* WHAT THIS TASK INVOLVES
Rewrite the part of the MongoDB write-up below that starts at the words "Second, our inside" and ends after "product-led marketing organization.", putting "small-business market" in place of "mid-market".

MongoDB is now in 4th place at 12.6% of my portfolio. I’ve been in and out a couple of times, being scared out by Amazon, Red Hat and a lot of other FUD, each time having to buy back at a significantly higher price than the one I had sold at. That’s life! I can’t think of anything that will make me sell again except bad operational results, which I don’t think will happen.
Mongo has pretty much invented its solution and category, although it does have competition. It’s the leader in NoSQL data storage. It has chosen to put almost all its money into growing, and thus is still running an adjusted loss, which was 28% of revenue for 2018, down from a loss of 49% of revenue in 2017. (Under the new standard, ASC 606, the loss was only 19.5% of revenue for 2018).
What has changed Mongo is Atlas, which gives it a fully managed cloud solution, and Atlas is growing at about 240%, although off a small base.
They announced July earnings in Sept. Here are some highlights:
• Total revenue was $99 million, up 67%.
• Subscription revenue was $94 million, up 71%.
• Adj gross profit was $71 million, for a 72% adj gross margin.
• Adj op loss was $15 million, improved from $18 million
• Adj op margin was minus 15% up from minus 30% a year ago.
• Adj net loss was $15 million or 26 cents per share, improved from $17.5 million or 34 cents a year ago.
• Cash was $437 million
• Op cash flow was minus $13 million
• Free cash flow of minus $14 million, improved from minus $18 million a year ago.
We adopted the new revenue recognition accounting standard ASC 606 effective January 31, 2019 and applied on a full retrospective basis.
Business Highlights
• Made significant product announcements in June that further our mission to provide the best way to work with data. MongoDB 4.2 added… extended its expertise beyond the database to a data platform with Atlas Data Lake and Atlas Full-Text Search, and Charts. We also unveiled our vision for Realm, the mobile database acquired in May.
• Saw growing momentum with all three major cloud providers.
Conference Call
Atlas revenue grew more than 240% year-over-year and now represents 30% of revenue. Another strong quarter of customer growth ending the quarter with over 15,000 customers.
Our investments in expanding and extending our go-to-market capabilities that are paying off. Given the size of the market in front of us, we have built an increasingly sophisticated three-pronged go-to-market strategy that allows us to pursue the entire database market.
First is our field sales organization.
Second, our inside sales channel focuses on the mid-market, where deals are smaller with shorter sales cycles. These customers, who prefer a low touch sales model with a high degree of automation, have less interest in managing their own infrastructure and therefore see compelling value in Atlas.
Third is our self-serve channel which has grown significantly as a percentage of revenue over the past year. Starting last year, we significantly increased our investment in this channel to build a world class developer-focused product-led marketing organization.
We also increasingly see synergy across these go-to-market motions. For example, we have observed developers and large enterprises frequently start evaluating and using Atlas via our self-serve channel, which can lead to large opportunities for our direct sales force.
One of the key competitive differentiators is the freedom to run anywhere, and our cloud partnerships enable customers that choose MongoDB Atlas to take advantage of the benefits of each major cloud provider as they see it fit.
We continue to see rapid adoption of Atlas, which grew over 240% and now represents 37% of total revenue compared to 18% a year ago and 35% last quarter. Atlas has now reached a nearly $150 million annualized revenue run rate only three years since its launch.

* ENTRIES SUPPLIED
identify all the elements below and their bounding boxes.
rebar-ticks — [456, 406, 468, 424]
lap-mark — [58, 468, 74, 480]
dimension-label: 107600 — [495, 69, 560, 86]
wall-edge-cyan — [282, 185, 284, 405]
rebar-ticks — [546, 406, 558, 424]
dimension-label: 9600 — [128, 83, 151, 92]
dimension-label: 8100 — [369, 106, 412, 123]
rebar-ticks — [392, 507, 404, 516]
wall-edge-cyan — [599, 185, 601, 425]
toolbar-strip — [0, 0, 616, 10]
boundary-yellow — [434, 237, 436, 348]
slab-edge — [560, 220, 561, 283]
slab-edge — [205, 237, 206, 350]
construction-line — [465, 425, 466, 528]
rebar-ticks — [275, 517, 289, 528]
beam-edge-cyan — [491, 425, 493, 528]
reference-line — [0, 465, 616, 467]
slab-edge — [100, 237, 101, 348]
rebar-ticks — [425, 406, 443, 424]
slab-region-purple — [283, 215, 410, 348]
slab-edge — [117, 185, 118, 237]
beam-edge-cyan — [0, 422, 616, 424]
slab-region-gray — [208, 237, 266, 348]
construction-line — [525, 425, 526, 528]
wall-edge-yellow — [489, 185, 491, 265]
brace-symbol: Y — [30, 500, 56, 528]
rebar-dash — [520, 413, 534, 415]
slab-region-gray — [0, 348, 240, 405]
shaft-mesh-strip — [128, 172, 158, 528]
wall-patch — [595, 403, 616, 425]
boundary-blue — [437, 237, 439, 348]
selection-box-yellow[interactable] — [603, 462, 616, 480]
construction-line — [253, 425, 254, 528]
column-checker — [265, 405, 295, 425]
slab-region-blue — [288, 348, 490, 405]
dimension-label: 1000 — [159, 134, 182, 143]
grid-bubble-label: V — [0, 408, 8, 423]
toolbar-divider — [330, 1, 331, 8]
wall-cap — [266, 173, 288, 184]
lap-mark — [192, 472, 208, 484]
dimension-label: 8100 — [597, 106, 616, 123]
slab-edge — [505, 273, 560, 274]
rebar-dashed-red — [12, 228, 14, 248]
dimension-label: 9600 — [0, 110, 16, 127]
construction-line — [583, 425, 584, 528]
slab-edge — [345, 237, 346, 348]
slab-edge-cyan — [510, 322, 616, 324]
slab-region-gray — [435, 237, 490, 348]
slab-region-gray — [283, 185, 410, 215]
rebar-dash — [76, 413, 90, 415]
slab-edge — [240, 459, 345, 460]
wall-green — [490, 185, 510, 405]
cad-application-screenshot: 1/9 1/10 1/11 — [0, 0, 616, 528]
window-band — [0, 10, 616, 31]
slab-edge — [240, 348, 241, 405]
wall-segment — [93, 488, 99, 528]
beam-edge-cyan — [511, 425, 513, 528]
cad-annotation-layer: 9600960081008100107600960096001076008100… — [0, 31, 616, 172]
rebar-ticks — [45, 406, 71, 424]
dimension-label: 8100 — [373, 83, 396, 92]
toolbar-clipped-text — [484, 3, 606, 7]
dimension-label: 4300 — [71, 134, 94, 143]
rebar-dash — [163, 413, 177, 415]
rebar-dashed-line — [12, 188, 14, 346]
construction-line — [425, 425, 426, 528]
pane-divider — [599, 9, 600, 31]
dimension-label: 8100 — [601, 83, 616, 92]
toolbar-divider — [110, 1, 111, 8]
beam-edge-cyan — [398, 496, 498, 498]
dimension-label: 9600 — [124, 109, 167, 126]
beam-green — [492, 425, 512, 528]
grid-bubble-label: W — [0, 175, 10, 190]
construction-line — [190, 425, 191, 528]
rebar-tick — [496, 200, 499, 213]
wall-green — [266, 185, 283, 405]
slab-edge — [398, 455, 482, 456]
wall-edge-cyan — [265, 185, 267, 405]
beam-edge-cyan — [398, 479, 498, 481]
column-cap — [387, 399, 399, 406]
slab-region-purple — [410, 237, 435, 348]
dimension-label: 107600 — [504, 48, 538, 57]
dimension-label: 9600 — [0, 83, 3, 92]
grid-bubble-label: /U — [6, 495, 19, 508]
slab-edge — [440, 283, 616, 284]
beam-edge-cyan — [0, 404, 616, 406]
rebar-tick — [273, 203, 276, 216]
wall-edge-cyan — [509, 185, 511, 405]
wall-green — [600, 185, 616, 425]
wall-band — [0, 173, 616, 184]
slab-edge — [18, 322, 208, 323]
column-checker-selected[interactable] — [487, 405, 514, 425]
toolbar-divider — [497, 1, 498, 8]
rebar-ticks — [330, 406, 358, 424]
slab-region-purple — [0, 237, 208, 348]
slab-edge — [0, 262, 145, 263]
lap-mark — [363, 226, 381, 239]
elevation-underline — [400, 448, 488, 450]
...
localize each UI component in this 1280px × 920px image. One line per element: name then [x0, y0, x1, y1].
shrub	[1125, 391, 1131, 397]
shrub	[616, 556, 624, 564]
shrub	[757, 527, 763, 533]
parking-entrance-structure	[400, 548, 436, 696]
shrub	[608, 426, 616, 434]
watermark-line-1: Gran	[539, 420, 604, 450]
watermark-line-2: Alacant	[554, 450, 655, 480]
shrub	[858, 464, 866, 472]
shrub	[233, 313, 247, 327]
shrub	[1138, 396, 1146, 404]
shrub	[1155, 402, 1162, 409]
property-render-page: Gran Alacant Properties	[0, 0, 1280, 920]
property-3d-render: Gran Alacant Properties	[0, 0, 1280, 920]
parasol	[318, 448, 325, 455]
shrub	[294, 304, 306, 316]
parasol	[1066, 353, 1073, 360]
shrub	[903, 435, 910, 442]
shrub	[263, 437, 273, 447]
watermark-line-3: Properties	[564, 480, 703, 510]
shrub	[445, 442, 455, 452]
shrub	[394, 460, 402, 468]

* COMPLETE RESPONSE
Second, our inside sales channel focuses on the small-business market, where deals are smaller with shorter sales cycles. These customers, who prefer a low touch sales model with a high degree of automation, have less interest in managing their own infrastructure and therefore see compelling value in Atlas.
Third is our self-serve channel which has grown significantly as a percentage of revenue over the past year. Starting last year, we significantly increased our investment in this channel to build a world class developer-focused product-led marketing organization.